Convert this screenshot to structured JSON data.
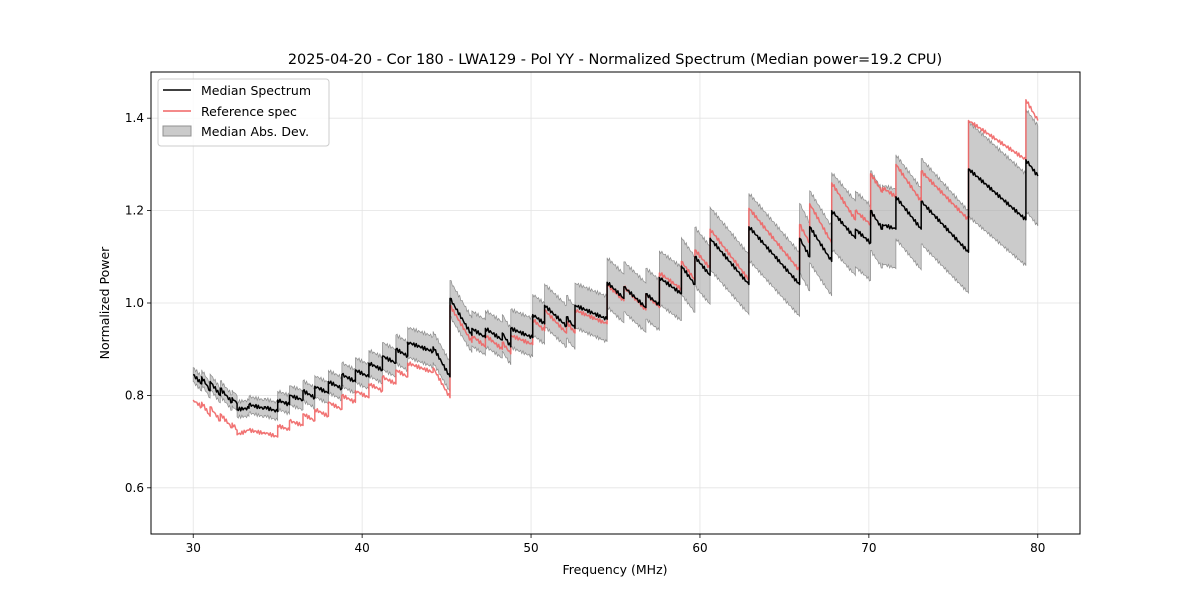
{
  "chart_data": {
    "type": "line",
    "title": "2025-04-20 - Cor 180 - LWA129 - Pol YY - Normalized Spectrum (Median power=19.2 CPU)",
    "xlabel": "Frequency (MHz)",
    "ylabel": "Normalized Power",
    "xlim": [
      27.5,
      82.5
    ],
    "ylim": [
      0.5,
      1.5
    ],
    "xticks": [
      30,
      40,
      50,
      60,
      70,
      80
    ],
    "yticks": [
      0.6,
      0.8,
      1.0,
      1.2,
      1.4
    ],
    "xtick_labels": [
      "30",
      "40",
      "50",
      "60",
      "70",
      "80"
    ],
    "ytick_labels": [
      "0.6",
      "0.8",
      "1.0",
      "1.2",
      "1.4"
    ],
    "grid": true,
    "legend": {
      "placement": "top-left",
      "entries": [
        {
          "label": "Median Spectrum",
          "type": "line",
          "color": "#000000"
        },
        {
          "label": "Reference spec",
          "type": "line",
          "color": "#f06464"
        },
        {
          "label": "Median Abs. Dev.",
          "type": "patch",
          "color": "#a0a0a0"
        }
      ]
    },
    "series": [
      {
        "name": "Median Spectrum",
        "color": "#000000",
        "segments": [
          [
            [
              30.0,
              0.845
            ],
            [
              30.5,
              0.825
            ]
          ],
          [
            [
              30.5,
              0.84
            ],
            [
              31.0,
              0.81
            ]
          ],
          [
            [
              31.0,
              0.83
            ],
            [
              31.6,
              0.8
            ]
          ],
          [
            [
              31.6,
              0.815
            ],
            [
              32.3,
              0.785
            ]
          ],
          [
            [
              32.3,
              0.795
            ],
            [
              32.6,
              0.782
            ]
          ],
          [
            [
              32.6,
              0.77
            ],
            [
              33.3,
              0.772
            ]
          ],
          [
            [
              33.3,
              0.78
            ],
            [
              34.2,
              0.772
            ]
          ],
          [
            [
              34.2,
              0.775
            ],
            [
              35.0,
              0.765
            ]
          ],
          [
            [
              35.0,
              0.79
            ],
            [
              35.7,
              0.78
            ]
          ],
          [
            [
              35.7,
              0.8
            ],
            [
              36.5,
              0.79
            ]
          ],
          [
            [
              36.5,
              0.81
            ],
            [
              37.2,
              0.795
            ]
          ],
          [
            [
              37.2,
              0.82
            ],
            [
              38.0,
              0.805
            ]
          ],
          [
            [
              38.0,
              0.83
            ],
            [
              38.8,
              0.815
            ]
          ],
          [
            [
              38.8,
              0.845
            ],
            [
              39.6,
              0.83
            ]
          ],
          [
            [
              39.6,
              0.855
            ],
            [
              40.4,
              0.84
            ]
          ],
          [
            [
              40.4,
              0.87
            ],
            [
              41.2,
              0.855
            ]
          ],
          [
            [
              41.2,
              0.885
            ],
            [
              42.0,
              0.87
            ]
          ],
          [
            [
              42.0,
              0.9
            ],
            [
              42.7,
              0.885
            ]
          ],
          [
            [
              42.7,
              0.915
            ],
            [
              44.2,
              0.895
            ]
          ],
          [
            [
              44.2,
              0.905
            ],
            [
              45.2,
              0.84
            ]
          ],
          [
            [
              45.2,
              1.01
            ],
            [
              46.5,
              0.93
            ]
          ],
          [
            [
              46.5,
              0.945
            ],
            [
              47.3,
              0.925
            ]
          ],
          [
            [
              47.3,
              0.945
            ],
            [
              48.3,
              0.92
            ]
          ],
          [
            [
              48.3,
              0.935
            ],
            [
              48.8,
              0.905
            ]
          ],
          [
            [
              48.8,
              0.945
            ],
            [
              50.1,
              0.925
            ]
          ],
          [
            [
              50.1,
              0.975
            ],
            [
              50.8,
              0.955
            ]
          ],
          [
            [
              50.8,
              0.995
            ],
            [
              52.1,
              0.95
            ]
          ],
          [
            [
              52.1,
              0.97
            ],
            [
              52.6,
              0.945
            ]
          ],
          [
            [
              52.6,
              0.995
            ],
            [
              54.5,
              0.965
            ]
          ],
          [
            [
              54.5,
              1.045
            ],
            [
              55.5,
              1.01
            ]
          ],
          [
            [
              55.5,
              1.035
            ],
            [
              56.8,
              0.99
            ]
          ],
          [
            [
              56.8,
              1.02
            ],
            [
              57.6,
              0.995
            ]
          ],
          [
            [
              57.6,
              1.055
            ],
            [
              58.9,
              1.02
            ]
          ],
          [
            [
              58.9,
              1.08
            ],
            [
              59.7,
              1.04
            ]
          ],
          [
            [
              59.7,
              1.1
            ],
            [
              60.6,
              1.06
            ]
          ],
          [
            [
              60.6,
              1.14
            ],
            [
              62.9,
              1.04
            ]
          ],
          [
            [
              62.9,
              1.165
            ],
            [
              65.9,
              1.04
            ]
          ],
          [
            [
              65.9,
              1.14
            ],
            [
              66.5,
              1.1
            ]
          ],
          [
            [
              66.5,
              1.165
            ],
            [
              67.8,
              1.09
            ]
          ],
          [
            [
              67.8,
              1.2
            ],
            [
              69.2,
              1.14
            ]
          ],
          [
            [
              69.2,
              1.16
            ],
            [
              70.1,
              1.13
            ]
          ],
          [
            [
              70.1,
              1.2
            ],
            [
              70.8,
              1.16
            ]
          ],
          [
            [
              70.8,
              1.17
            ],
            [
              71.6,
              1.16
            ]
          ],
          [
            [
              71.6,
              1.23
            ],
            [
              73.1,
              1.16
            ]
          ],
          [
            [
              73.1,
              1.22
            ],
            [
              75.9,
              1.11
            ]
          ],
          [
            [
              75.9,
              1.29
            ],
            [
              79.3,
              1.18
            ]
          ],
          [
            [
              79.3,
              1.31
            ],
            [
              80.0,
              1.275
            ]
          ]
        ]
      },
      {
        "name": "Reference spec",
        "color": "#f06464",
        "segments": [
          [
            [
              30.0,
              0.79
            ],
            [
              30.5,
              0.775
            ]
          ],
          [
            [
              30.5,
              0.785
            ],
            [
              31.0,
              0.755
            ]
          ],
          [
            [
              31.0,
              0.775
            ],
            [
              31.6,
              0.745
            ]
          ],
          [
            [
              31.6,
              0.76
            ],
            [
              32.3,
              0.73
            ]
          ],
          [
            [
              32.3,
              0.74
            ],
            [
              32.6,
              0.725
            ]
          ],
          [
            [
              32.6,
              0.715
            ],
            [
              33.3,
              0.725
            ]
          ],
          [
            [
              33.3,
              0.725
            ],
            [
              34.2,
              0.718
            ]
          ],
          [
            [
              34.2,
              0.72
            ],
            [
              35.0,
              0.71
            ]
          ],
          [
            [
              35.0,
              0.735
            ],
            [
              35.7,
              0.725
            ]
          ],
          [
            [
              35.7,
              0.745
            ],
            [
              36.5,
              0.735
            ]
          ],
          [
            [
              36.5,
              0.76
            ],
            [
              37.2,
              0.745
            ]
          ],
          [
            [
              37.2,
              0.77
            ],
            [
              38.0,
              0.755
            ]
          ],
          [
            [
              38.0,
              0.785
            ],
            [
              38.8,
              0.77
            ]
          ],
          [
            [
              38.8,
              0.8
            ],
            [
              39.6,
              0.785
            ]
          ],
          [
            [
              39.6,
              0.81
            ],
            [
              40.4,
              0.795
            ]
          ],
          [
            [
              40.4,
              0.825
            ],
            [
              41.2,
              0.81
            ]
          ],
          [
            [
              41.2,
              0.84
            ],
            [
              42.0,
              0.825
            ]
          ],
          [
            [
              42.0,
              0.855
            ],
            [
              42.7,
              0.84
            ]
          ],
          [
            [
              42.7,
              0.87
            ],
            [
              44.2,
              0.85
            ]
          ],
          [
            [
              44.2,
              0.86
            ],
            [
              45.2,
              0.795
            ]
          ],
          [
            [
              45.2,
              0.995
            ],
            [
              46.5,
              0.915
            ]
          ],
          [
            [
              46.5,
              0.93
            ],
            [
              47.3,
              0.905
            ]
          ],
          [
            [
              47.3,
              0.93
            ],
            [
              48.3,
              0.9
            ]
          ],
          [
            [
              48.3,
              0.915
            ],
            [
              48.8,
              0.89
            ]
          ],
          [
            [
              48.8,
              0.93
            ],
            [
              50.1,
              0.91
            ]
          ],
          [
            [
              50.1,
              0.965
            ],
            [
              50.8,
              0.94
            ]
          ],
          [
            [
              50.8,
              0.985
            ],
            [
              52.1,
              0.935
            ]
          ],
          [
            [
              52.1,
              0.96
            ],
            [
              52.6,
              0.935
            ]
          ],
          [
            [
              52.6,
              0.985
            ],
            [
              54.5,
              0.955
            ]
          ],
          [
            [
              54.5,
              1.04
            ],
            [
              55.5,
              1.005
            ]
          ],
          [
            [
              55.5,
              1.035
            ],
            [
              56.8,
              0.985
            ]
          ],
          [
            [
              56.8,
              1.02
            ],
            [
              57.6,
              0.99
            ]
          ],
          [
            [
              57.6,
              1.065
            ],
            [
              58.9,
              1.03
            ]
          ],
          [
            [
              58.9,
              1.09
            ],
            [
              59.7,
              1.05
            ]
          ],
          [
            [
              59.7,
              1.115
            ],
            [
              60.6,
              1.075
            ]
          ],
          [
            [
              60.6,
              1.16
            ],
            [
              62.9,
              1.05
            ]
          ],
          [
            [
              62.9,
              1.205
            ],
            [
              65.9,
              1.07
            ]
          ],
          [
            [
              65.9,
              1.17
            ],
            [
              66.5,
              1.13
            ]
          ],
          [
            [
              66.5,
              1.215
            ],
            [
              67.8,
              1.13
            ]
          ],
          [
            [
              67.8,
              1.26
            ],
            [
              69.2,
              1.18
            ]
          ],
          [
            [
              69.2,
              1.2
            ],
            [
              70.1,
              1.17
            ]
          ],
          [
            [
              70.1,
              1.28
            ],
            [
              70.8,
              1.24
            ]
          ],
          [
            [
              70.8,
              1.25
            ],
            [
              71.6,
              1.23
            ]
          ],
          [
            [
              71.6,
              1.3
            ],
            [
              73.1,
              1.22
            ]
          ],
          [
            [
              73.1,
              1.285
            ],
            [
              75.9,
              1.18
            ]
          ],
          [
            [
              75.9,
              1.395
            ],
            [
              79.3,
              1.31
            ]
          ],
          [
            [
              79.3,
              1.44
            ],
            [
              80.0,
              1.395
            ]
          ]
        ]
      }
    ],
    "band": {
      "name": "Median Abs. Dev.",
      "color": "#a0a0a0",
      "relative_half_width_start": 0.018,
      "relative_half_width_end": 0.085
    }
  }
}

□ □ □ □ □ □ □

#### REQUIREMENTS
Filter the entries and copy out every line with the word "Reference".

#### TASK SOLUTION
          "label": "Reference spec",
        "name": "Reference spec",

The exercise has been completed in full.